Begin LISTING

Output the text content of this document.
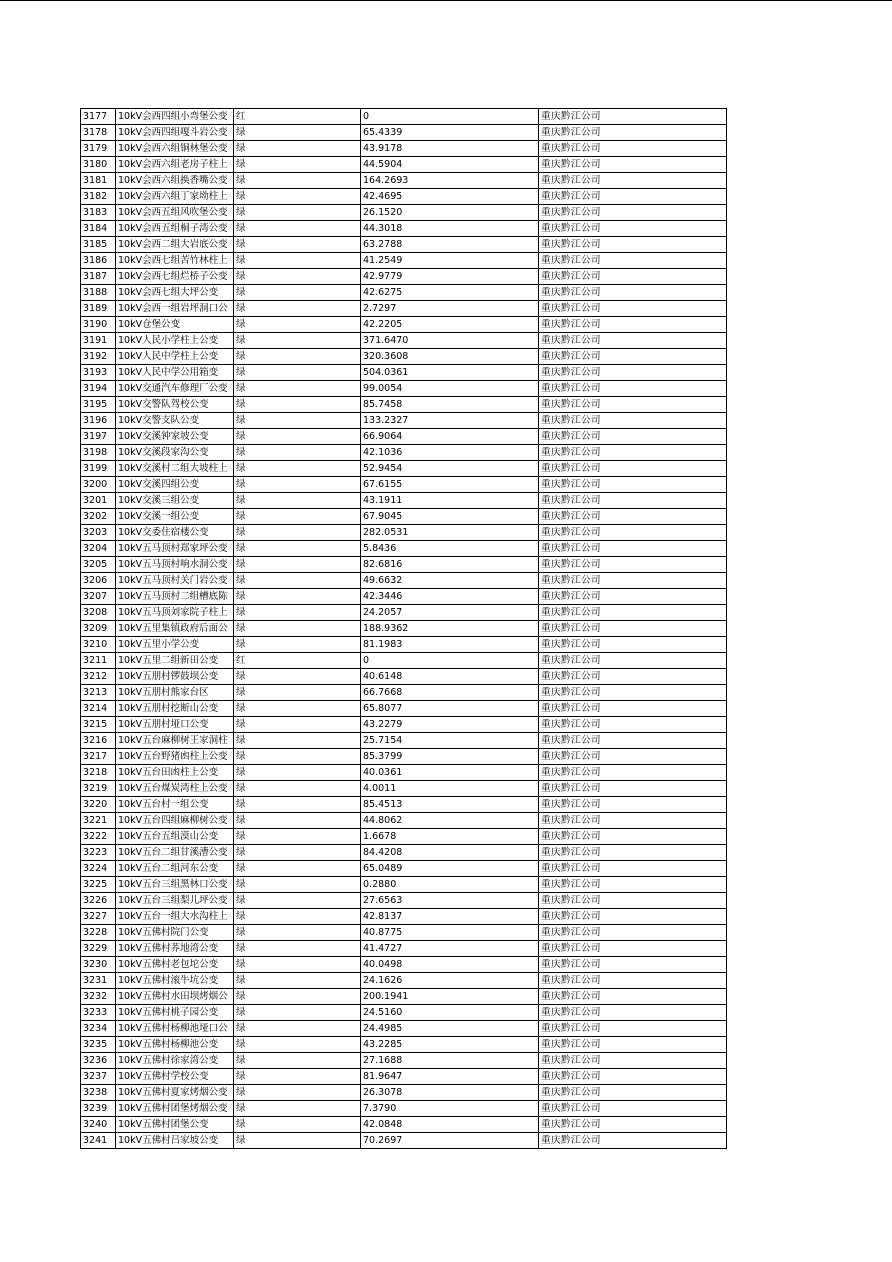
3177	10kV会西四组小弯堡公变	红	0	重庆黔江公司
3178	10kV会西四组嘎斗岩公变	绿	65.4339	重庆黔江公司
3179	10kV会西六组铜林堡公变	绿	43.9178	重庆黔江公司
3180	10kV会西六组老房子柱上	绿	44.5904	重庆黔江公司
3181	10kV会西六组换香嘴公变	绿	164.2693	重庆黔江公司
3182	10kV会西六组丁家坳柱上	绿	42.4695	重庆黔江公司
3183	10kV会西五组风吹堡公变	绿	26.1520	重庆黔江公司
3184	10kV会西五组桐子湾公变	绿	44.3018	重庆黔江公司
3185	10kV会西二组大岩底公变	绿	63.2788	重庆黔江公司
3186	10kV会西七组苦竹林柱上	绿	41.2549	重庆黔江公司
3187	10kV会西七组烂桥子公变	绿	42.9779	重庆黔江公司
3188	10kV会西七组大坪公变	绿	42.6275	重庆黔江公司
3189	10kV会西一组岩坪洞口公	绿	2.7297	重庆黔江公司
3190	10kV仓堡公变	绿	42.2205	重庆黔江公司
3191	10kV人民小学柱上公变	绿	371.6470	重庆黔江公司
3192	10kV人民中学柱上公变	绿	320.3608	重庆黔江公司
3193	10kV人民中学公用箱变	绿	504.0361	重庆黔江公司
3194	10kV交通汽车修理厂公变	绿	99.0054	重庆黔江公司
3195	10kV交警队驾校公变	绿	85.7458	重庆黔江公司
3196	10kV交警支队公变	绿	133.2327	重庆黔江公司
3197	10kV交溪钟家坡公变	绿	66.9064	重庆黔江公司
3198	10kV交溪段家沟公变	绿	42.1036	重庆黔江公司
3199	10kV交溪村二组大坡柱上	绿	52.9454	重庆黔江公司
3200	10kV交溪四组公变	绿	67.6155	重庆黔江公司
3201	10kV交溪三组公变	绿	43.1911	重庆黔江公司
3202	10kV交溪一组公变	绿	67.9045	重庆黔江公司
3203	10kV交委住宿楼公变	绿	282.0531	重庆黔江公司
3204	10kV五马顶村郑家坪公变	绿	5.8436	重庆黔江公司
3205	10kV五马顶村响水洞公变	绿	82.6816	重庆黔江公司
3206	10kV五马顶村关门岩公变	绿	49.6632	重庆黔江公司
3207	10kV五马顶村二组槽底陈	绿	42.3446	重庆黔江公司
3208	10kV五马顶刘家院子柱上	绿	24.2057	重庆黔江公司
3209	10kV五里集镇政府后面公	绿	188.9362	重庆黔江公司
3210	10kV五里小学公变	绿	81.1983	重庆黔江公司
3211	10kV五里二组新田公变	红	0	重庆黔江公司
3212	10kV五朋村锣鼓坝公变	绿	40.6148	重庆黔江公司
3213	10kV五朋村熊家台区	绿	66.7668	重庆黔江公司
3214	10kV五朋村挖断山公变	绿	65.8077	重庆黔江公司
3215	10kV五朋村垭口公变	绿	43.2279	重庆黔江公司
3216	10kV五台麻柳树王家洞柱	绿	25.7154	重庆黔江公司
3217	10kV五台野猪凼柱上公变	绿	85.3799	重庆黔江公司
3218	10kV五台田凼柱上公变	绿	40.0361	重庆黔江公司
3219	10kV五台煤炭湾柱上公变	绿	4.0011	重庆黔江公司
3220	10kV五台村一组公变	绿	85.4513	重庆黔江公司
3221	10kV五台四组麻柳树公变	绿	44.8062	重庆黔江公司
3222	10kV五台五组漠山公变	绿	1.6678	重庆黔江公司
3223	10kV五台二组甘溪漕公变	绿	84.4208	重庆黔江公司
3224	10kV五台二组河东公变	绿	65.0489	重庆黔江公司
3225	10kV五台三组黑林口公变	绿	0.2880	重庆黔江公司
3226	10kV五台三组梨儿坪公变	绿	27.6563	重庆黔江公司
3227	10kV五台一组大水沟柱上	绿	42.8137	重庆黔江公司
3228	10kV五佛村院门公变	绿	40.8775	重庆黔江公司
3229	10kV五佛村荞地湾公变	绿	41.4727	重庆黔江公司
3230	10kV五佛村老包坨公变	绿	40.0498	重庆黔江公司
3231	10kV五佛村滚牛坑公变	绿	24.1626	重庆黔江公司
3232	10kV五佛村水田坝烤烟公	绿	200.1941	重庆黔江公司
3233	10kV五佛村桃子园公变	绿	24.5160	重庆黔江公司
3234	10kV五佛村杨柳池垭口公	绿	24.4985	重庆黔江公司
3235	10kV五佛村杨柳池公变	绿	43.2285	重庆黔江公司
3236	10kV五佛村徐家湾公变	绿	27.1688	重庆黔江公司
3237	10kV五佛村学校公变	绿	81.9647	重庆黔江公司
3238	10kV五佛村夏家烤烟公变	绿	26.3078	重庆黔江公司
3239	10kV五佛村团堡烤烟公变	绿	7.3790	重庆黔江公司
3240	10kV五佛村团堡公变	绿	42.0848	重庆黔江公司
3241	10kV五佛村吕家坡公变	绿	70.2697	重庆黔江公司
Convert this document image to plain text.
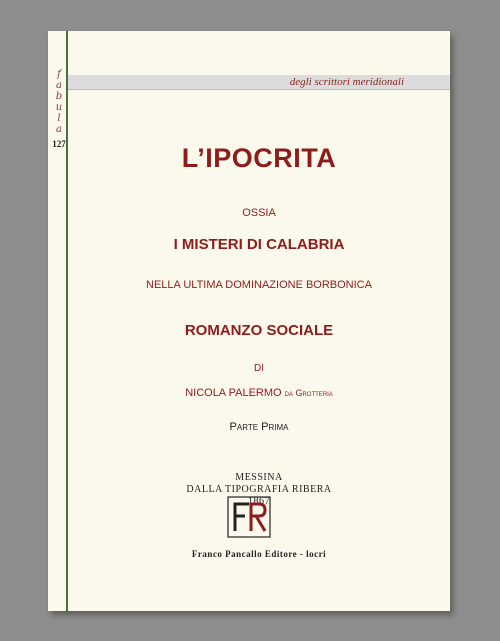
f
a
b
u
l
a
127
degli scrittori meridionali
L’IPOCRITA
OSSIA
I MISTERI DI CALABRIA
NELLA ULTIMA DOMINAZIONE BORBONICA
ROMANZO SOCIALE
DI
NICOLA PALERMO da Grotteria
Parte Prima
MESSINA
DALLA TIPOGRAFIA RIBERA
1867
Franco Pancallo Editore - locri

End LISTING

THE TASK
Nothing but the lines from the one holding "Convert this document image to plain text." through the last line of the entries should be written out, exactly and inclusively, minus the pictures.

FULL ANSWER
Convert this document image to plain text.
f
a
b
u
l
a
127
degli scrittori meridionali
L’IPOCRITA
OSSIA
I MISTERI DI CALABRIA
NELLA ULTIMA DOMINAZIONE BORBONICA
ROMANZO SOCIALE
DI
NICOLA PALERMO da Grotteria
Parte Prima
MESSINA
DALLA TIPOGRAFIA RIBERA
1867
Franco Pancallo Editore - locri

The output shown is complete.